→ **PASSAGE TO READ**:
• • •

Claudio Treves countered, defending the collaborationist proposal in light of the practical need to confront fascism, "which is not - as we were comfortable thinking - a flash in the pan", and to support party members elected to serve the working class in municipalities, cooperatives and leagues. Treves also branded the International as an "extension of Russia" which did not properly represent the Western proletariat. Ferdinando Cazzamalli supported the unitary motion, considering it appropriate to "correct, rather than bring havoc to our party", therefore avoiding large scale splits but working through "successive gradual purges", defending the party from the twin threats of split and reformism.

The representative of the Communist Party of Poland, Henryk Walecki, also representing the Comintern, was very harsh with the PSI and with all the factions opposed to the expulsion of the right wing. In a speech interrupted by various protests, Walecki reiterated the responsibility of the reformists, including the CGL, for the failure of the revolution in Italy during the Biennio Rosso. Addressing the maximalists, he stressed how the gradualists had increased in number after the split at the Livorno Congress, saying “if yesterday they wanted to collaborate with you, today they want to collaborate with the bourgeoisie”, and urged their expulsion, comparing it to the amputation of a gangrenous limb.

• • •

→ **GIVEN ENTRIES**:
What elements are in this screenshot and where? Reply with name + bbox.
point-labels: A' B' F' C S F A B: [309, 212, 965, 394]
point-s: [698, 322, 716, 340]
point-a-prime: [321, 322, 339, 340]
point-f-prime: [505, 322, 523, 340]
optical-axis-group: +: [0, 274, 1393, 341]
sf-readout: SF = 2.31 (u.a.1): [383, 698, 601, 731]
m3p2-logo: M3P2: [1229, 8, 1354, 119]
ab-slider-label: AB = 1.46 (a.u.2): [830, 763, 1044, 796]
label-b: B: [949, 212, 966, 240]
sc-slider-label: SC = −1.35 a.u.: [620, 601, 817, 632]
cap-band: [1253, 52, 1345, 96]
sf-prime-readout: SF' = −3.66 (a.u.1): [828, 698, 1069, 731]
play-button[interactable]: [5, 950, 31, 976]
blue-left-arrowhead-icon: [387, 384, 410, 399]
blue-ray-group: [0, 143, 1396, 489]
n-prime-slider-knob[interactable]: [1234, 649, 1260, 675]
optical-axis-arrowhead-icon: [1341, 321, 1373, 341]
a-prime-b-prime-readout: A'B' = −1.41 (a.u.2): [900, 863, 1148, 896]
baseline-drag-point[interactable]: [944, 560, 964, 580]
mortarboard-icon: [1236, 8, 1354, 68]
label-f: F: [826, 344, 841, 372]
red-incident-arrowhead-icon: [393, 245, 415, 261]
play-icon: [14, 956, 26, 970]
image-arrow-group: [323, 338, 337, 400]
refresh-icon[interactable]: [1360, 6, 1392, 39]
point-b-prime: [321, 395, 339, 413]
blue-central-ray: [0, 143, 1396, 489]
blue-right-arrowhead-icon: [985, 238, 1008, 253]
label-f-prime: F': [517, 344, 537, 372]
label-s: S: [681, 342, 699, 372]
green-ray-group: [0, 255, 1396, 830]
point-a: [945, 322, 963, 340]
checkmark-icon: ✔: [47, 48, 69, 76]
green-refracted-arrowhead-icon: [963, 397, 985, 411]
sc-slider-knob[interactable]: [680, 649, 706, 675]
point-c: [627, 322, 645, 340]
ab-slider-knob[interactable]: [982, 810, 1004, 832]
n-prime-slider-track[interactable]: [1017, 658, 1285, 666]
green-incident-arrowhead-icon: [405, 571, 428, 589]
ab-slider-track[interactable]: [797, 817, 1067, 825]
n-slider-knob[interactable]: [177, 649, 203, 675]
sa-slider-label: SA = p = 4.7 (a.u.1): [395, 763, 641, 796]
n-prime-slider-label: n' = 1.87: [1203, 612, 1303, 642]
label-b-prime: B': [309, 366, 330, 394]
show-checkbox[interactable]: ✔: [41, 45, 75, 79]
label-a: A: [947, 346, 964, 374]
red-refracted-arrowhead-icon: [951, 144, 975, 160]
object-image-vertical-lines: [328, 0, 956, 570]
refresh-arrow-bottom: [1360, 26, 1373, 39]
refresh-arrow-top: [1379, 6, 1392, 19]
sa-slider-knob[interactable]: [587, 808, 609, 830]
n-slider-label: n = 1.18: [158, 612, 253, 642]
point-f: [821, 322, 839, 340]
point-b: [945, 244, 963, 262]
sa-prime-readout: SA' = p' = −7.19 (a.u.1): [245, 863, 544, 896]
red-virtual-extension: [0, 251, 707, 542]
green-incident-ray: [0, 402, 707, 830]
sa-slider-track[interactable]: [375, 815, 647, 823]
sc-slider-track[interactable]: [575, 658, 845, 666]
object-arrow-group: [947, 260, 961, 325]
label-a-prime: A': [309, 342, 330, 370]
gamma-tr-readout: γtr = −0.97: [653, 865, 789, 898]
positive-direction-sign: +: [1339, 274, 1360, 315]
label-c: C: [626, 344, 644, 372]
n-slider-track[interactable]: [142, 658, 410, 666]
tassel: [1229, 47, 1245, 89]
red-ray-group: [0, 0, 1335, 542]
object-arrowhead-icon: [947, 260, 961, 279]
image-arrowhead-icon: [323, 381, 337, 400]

• • •

→ **QUESTIONS ON THE MATERIAL**:
a) Answer the following, each from the passage on the PSI debate:
(i) What did Claudio Treves call the International?
(ii) Which party did Henryk Walecki represent besides the Comintern?
(iii) To what did Walecki compare the expulsion of the gradualists?
b) Render this sentence from the passage on the PSI debate in French: "Treves also branded the International as an "extension of Russia" which did not properly represent the Western proletariat."

→ **ANSWERS**:
a)
(i) An "extension of Russia"
(ii) The Communist Party of Poland
(iii) The amputation of a gangrenous limb

b) Treves a également qualifié l'Internationale d'« extension de la Russie » qui ne représentait pas correctement le prolétariat occidental.